Figure record extracts
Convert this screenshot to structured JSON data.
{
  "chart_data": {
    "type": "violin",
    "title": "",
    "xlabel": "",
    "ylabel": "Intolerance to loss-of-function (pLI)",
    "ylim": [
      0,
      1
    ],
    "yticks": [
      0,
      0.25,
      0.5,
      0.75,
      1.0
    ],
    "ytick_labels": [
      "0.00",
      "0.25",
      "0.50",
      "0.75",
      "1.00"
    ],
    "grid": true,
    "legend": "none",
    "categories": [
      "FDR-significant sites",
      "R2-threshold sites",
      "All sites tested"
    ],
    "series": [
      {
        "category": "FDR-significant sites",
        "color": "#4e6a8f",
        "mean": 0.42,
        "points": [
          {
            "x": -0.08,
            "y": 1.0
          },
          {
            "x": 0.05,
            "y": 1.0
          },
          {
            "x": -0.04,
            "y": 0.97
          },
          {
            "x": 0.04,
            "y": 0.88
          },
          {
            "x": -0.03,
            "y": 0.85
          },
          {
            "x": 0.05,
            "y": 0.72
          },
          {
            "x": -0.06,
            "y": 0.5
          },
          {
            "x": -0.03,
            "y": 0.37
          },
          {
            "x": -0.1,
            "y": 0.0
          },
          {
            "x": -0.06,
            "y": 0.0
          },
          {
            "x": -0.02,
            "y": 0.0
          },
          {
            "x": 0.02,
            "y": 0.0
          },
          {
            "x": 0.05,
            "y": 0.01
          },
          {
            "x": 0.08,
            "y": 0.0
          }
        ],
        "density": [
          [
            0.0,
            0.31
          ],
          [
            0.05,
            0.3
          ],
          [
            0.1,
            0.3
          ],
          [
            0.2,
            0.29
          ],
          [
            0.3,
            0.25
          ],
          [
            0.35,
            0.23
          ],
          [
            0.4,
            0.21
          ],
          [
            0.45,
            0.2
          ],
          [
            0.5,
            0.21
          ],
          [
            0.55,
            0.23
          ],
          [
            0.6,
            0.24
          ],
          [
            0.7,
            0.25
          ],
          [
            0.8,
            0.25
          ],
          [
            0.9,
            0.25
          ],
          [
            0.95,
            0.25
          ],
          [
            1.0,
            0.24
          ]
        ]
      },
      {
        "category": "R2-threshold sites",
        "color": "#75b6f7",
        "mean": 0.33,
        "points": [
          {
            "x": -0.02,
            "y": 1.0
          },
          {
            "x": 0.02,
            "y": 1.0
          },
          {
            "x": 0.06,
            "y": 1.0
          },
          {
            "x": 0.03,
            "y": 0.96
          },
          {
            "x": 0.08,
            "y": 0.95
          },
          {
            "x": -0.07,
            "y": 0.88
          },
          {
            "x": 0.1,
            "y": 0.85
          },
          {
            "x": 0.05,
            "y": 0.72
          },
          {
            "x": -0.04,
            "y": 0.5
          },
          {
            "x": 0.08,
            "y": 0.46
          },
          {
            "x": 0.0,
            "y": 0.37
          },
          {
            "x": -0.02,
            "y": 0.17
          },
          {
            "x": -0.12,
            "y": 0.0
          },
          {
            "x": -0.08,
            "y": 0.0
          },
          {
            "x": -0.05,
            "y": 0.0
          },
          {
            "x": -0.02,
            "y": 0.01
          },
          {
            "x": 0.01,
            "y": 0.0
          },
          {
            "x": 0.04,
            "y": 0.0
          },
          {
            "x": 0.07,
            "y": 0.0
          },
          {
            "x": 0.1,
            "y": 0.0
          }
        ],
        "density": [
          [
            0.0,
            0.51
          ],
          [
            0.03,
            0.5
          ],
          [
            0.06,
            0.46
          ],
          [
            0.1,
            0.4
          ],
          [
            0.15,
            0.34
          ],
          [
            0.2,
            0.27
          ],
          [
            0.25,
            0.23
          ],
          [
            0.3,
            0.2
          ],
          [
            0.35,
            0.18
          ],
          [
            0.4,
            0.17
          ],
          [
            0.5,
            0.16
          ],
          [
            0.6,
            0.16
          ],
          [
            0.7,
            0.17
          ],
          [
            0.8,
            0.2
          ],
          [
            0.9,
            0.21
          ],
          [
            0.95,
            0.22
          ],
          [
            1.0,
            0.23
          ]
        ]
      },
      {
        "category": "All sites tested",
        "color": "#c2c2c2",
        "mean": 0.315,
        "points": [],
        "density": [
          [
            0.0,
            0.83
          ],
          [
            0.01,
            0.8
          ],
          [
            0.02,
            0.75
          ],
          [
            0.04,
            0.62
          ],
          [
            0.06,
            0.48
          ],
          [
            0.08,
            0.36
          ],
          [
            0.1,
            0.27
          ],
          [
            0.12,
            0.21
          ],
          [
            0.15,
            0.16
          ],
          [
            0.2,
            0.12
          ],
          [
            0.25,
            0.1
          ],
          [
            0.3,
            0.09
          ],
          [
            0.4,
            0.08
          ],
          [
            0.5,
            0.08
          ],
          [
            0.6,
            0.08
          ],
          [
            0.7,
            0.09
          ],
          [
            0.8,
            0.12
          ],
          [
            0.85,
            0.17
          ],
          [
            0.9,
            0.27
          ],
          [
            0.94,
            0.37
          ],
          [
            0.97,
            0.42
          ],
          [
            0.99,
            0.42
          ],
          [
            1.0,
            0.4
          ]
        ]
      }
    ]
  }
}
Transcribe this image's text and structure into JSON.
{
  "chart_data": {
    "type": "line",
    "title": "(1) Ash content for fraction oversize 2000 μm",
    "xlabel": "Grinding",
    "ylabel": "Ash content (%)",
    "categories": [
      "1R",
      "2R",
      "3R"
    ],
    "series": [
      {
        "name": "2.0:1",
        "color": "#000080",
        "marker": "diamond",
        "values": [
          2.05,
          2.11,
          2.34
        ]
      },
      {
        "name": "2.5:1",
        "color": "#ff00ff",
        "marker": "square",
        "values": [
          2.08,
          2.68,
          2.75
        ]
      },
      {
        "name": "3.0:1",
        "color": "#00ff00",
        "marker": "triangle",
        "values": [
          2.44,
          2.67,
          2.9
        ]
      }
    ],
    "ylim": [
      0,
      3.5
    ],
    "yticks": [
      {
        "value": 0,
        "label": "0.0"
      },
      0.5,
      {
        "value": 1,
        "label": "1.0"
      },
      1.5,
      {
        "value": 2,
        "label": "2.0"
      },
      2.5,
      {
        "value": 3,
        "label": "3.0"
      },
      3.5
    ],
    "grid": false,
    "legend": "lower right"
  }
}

→ **Short task**:
From the listing above, pick out every line containing "threshold".

→ **Complete response**:
      "R2-threshold sites",
        "category": "R2-threshold sites",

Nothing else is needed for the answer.